### Problem statement
Reproduce the listing that follows with no differences at all.

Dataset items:
········
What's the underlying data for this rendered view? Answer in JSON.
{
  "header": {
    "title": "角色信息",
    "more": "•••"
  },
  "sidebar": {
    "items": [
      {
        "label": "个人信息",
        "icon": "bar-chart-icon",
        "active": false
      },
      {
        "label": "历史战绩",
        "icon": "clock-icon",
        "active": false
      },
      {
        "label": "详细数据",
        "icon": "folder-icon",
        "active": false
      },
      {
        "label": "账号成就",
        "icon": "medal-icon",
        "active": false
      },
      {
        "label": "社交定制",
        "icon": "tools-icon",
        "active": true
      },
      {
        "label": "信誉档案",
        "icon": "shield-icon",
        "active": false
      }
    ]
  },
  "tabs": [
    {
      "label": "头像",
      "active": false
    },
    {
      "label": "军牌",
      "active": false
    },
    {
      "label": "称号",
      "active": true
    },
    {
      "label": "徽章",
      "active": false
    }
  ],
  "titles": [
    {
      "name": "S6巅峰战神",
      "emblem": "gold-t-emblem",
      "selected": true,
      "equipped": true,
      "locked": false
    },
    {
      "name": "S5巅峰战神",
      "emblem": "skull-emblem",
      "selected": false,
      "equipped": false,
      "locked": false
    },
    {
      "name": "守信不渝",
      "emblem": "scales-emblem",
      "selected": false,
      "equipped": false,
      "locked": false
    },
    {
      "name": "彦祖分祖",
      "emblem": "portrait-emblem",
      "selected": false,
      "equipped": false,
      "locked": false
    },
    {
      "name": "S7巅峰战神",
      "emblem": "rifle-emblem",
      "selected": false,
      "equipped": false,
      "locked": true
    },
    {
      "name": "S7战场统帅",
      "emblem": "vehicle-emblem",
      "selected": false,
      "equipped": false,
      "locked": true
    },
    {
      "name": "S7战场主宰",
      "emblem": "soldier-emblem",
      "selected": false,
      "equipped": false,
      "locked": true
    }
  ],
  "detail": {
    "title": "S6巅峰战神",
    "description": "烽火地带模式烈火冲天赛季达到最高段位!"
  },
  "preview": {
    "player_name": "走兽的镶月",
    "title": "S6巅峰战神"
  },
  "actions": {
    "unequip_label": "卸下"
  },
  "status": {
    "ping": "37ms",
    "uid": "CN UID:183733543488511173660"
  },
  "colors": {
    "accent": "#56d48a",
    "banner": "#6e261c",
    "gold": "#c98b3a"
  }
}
········
### Solution below
What's the underlying data for this rendered view? Answer in JSON.
{
  "header": {
    "title": "角色信息",
    "more": "•••"
  },
  "sidebar": {
    "items": [
      {
        "label": "个人信息",
        "icon": "bar-chart-icon",
        "active": false
      },
      {
        "label": "历史战绩",
        "icon": "clock-icon",
        "active": false
      },
      {
        "label": "详细数据",
        "icon": "folder-icon",
        "active": false
      },
      {
        "label": "账号成就",
        "icon": "medal-icon",
        "active": false
      },
      {
        "label": "社交定制",
        "icon": "tools-icon",
        "active": true
      },
      {
        "label": "信誉档案",
        "icon": "shield-icon",
        "active": false
      }
    ]
  },
  "tabs": [
    {
      "label": "头像",
      "active": false
    },
    {
      "label": "军牌",
      "active": false
    },
    {
      "label": "称号",
      "active": true
    },
    {
      "label": "徽章",
      "active": false
    }
  ],
  "titles": [
    {
      "name": "S6巅峰战神",
      "emblem": "gold-t-emblem",
      "selected": true,
      "equipped": true,
      "locked": false
    },
    {
      "name": "S5巅峰战神",
      "emblem": "skull-emblem",
      "selected": false,
      "equipped": false,
      "locked": false
    },
    {
      "name": "守信不渝",
      "emblem": "scales-emblem",
      "selected": false,
      "equipped": false,
      "locked": false
    },
    {
      "name": "彦祖分祖",
      "emblem": "portrait-emblem",
      "selected": false,
      "equipped": false,
      "locked": false
    },
    {
      "name": "S7巅峰战神",
      "emblem": "rifle-emblem",
      "selected": false,
      "equipped": false,
      "locked": true
    },
    {
      "name": "S7战场统帅",
      "emblem": "vehicle-emblem",
      "selected": false,
      "equipped": false,
      "locked": true
    },
    {
      "name": "S7战场主宰",
      "emblem": "soldier-emblem",
      "selected": false,
      "equipped": false,
      "locked": true
    }
  ],
  "detail": {
    "title": "S6巅峰战神",
    "description": "烽火地带模式烈火冲天赛季达到最高段位!"
  },
  "preview": {
    "player_name": "走兽的镶月",
    "title": "S6巅峰战神"
  },
  "actions": {
    "unequip_label": "卸下"
  },
  "status": {
    "ping": "37ms",
    "uid": "CN UID:183733543488511173660"
  },
  "colors": {
    "accent": "#56d48a",
    "banner": "#6e261c",
    "gold": "#c98b3a"
  }
}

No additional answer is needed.